[Extracted data]
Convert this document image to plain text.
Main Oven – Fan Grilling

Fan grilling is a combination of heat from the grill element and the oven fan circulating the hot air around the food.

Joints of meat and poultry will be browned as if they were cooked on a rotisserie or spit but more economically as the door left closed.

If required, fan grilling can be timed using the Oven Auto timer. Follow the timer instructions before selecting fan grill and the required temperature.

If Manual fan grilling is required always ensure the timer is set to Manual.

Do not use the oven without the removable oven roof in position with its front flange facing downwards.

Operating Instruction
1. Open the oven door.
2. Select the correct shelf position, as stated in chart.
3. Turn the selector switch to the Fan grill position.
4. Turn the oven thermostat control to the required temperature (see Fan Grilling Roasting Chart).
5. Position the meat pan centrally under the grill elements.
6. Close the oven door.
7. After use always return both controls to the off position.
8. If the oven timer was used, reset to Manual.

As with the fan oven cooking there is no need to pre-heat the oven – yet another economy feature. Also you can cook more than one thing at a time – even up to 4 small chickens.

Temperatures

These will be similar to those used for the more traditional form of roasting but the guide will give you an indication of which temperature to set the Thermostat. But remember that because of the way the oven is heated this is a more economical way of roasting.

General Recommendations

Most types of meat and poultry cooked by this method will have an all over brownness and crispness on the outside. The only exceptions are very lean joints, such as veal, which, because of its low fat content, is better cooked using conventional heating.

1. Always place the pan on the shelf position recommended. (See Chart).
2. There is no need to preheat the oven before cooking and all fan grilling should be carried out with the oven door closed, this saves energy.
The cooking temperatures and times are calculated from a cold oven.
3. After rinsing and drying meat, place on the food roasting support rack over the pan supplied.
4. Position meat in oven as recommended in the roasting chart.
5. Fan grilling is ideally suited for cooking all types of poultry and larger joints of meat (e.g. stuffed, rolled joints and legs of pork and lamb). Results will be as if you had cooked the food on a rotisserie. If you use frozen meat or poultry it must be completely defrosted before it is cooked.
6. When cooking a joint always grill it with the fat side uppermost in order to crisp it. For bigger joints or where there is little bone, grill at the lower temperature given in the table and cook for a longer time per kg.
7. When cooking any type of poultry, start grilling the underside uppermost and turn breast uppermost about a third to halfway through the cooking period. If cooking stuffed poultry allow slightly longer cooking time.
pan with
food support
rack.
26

[Instructions for the task]
Copy out the whole listing exactly; please set it all down.

[Answer to the task]
Convert this document image to plain text.
Main Oven – Fan Grilling

Fan grilling is a combination of heat from the grill element and the oven fan circulating the hot air around the food.

Joints of meat and poultry will be browned as if they were cooked on a rotisserie or spit but more economically as the door left closed.

If required, fan grilling can be timed using the Oven Auto timer. Follow the timer instructions before selecting fan grill and the required temperature.

If Manual fan grilling is required always ensure the timer is set to Manual.

Do not use the oven without the removable oven roof in position with its front flange facing downwards.

Operating Instruction
1. Open the oven door.
2. Select the correct shelf position, as stated in chart.
3. Turn the selector switch to the Fan grill position.
4. Turn the oven thermostat control to the required temperature (see Fan Grilling Roasting Chart).
5. Position the meat pan centrally under the grill elements.
6. Close the oven door.
7. After use always return both controls to the off position.
8. If the oven timer was used, reset to Manual.

As with the fan oven cooking there is no need to pre-heat the oven – yet another economy feature. Also you can cook more than one thing at a time – even up to 4 small chickens.

Temperatures

These will be similar to those used for the more traditional form of roasting but the guide will give you an indication of which temperature to set the Thermostat. But remember that because of the way the oven is heated this is a more economical way of roasting.

General Recommendations

Most types of meat and poultry cooked by this method will have an all over brownness and crispness on the outside. The only exceptions are very lean joints, such as veal, which, because of its low fat content, is better cooked using conventional heating.

1. Always place the pan on the shelf position recommended. (See Chart).
2. There is no need to preheat the oven before cooking and all fan grilling should be carried out with the oven door closed, this saves energy.
The cooking temperatures and times are calculated from a cold oven.
3. After rinsing and drying meat, place on the food roasting support rack over the pan supplied.
4. Position meat in oven as recommended in the roasting chart.
5. Fan grilling is ideally suited for cooking all types of poultry and larger joints of meat (e.g. stuffed, rolled joints and legs of pork and lamb). Results will be as if you had cooked the food on a rotisserie. If you use frozen meat or poultry it must be completely defrosted before it is cooked.
6. When cooking a joint always grill it with the fat side uppermost in order to crisp it. For bigger joints or where there is little bone, grill at the lower temperature given in the table and cook for a longer time per kg.
7. When cooking any type of poultry, start grilling the underside uppermost and turn breast uppermost about a third to halfway through the cooking period. If cooking stuffed poultry allow slightly longer cooking time.
pan with
food support
rack.
26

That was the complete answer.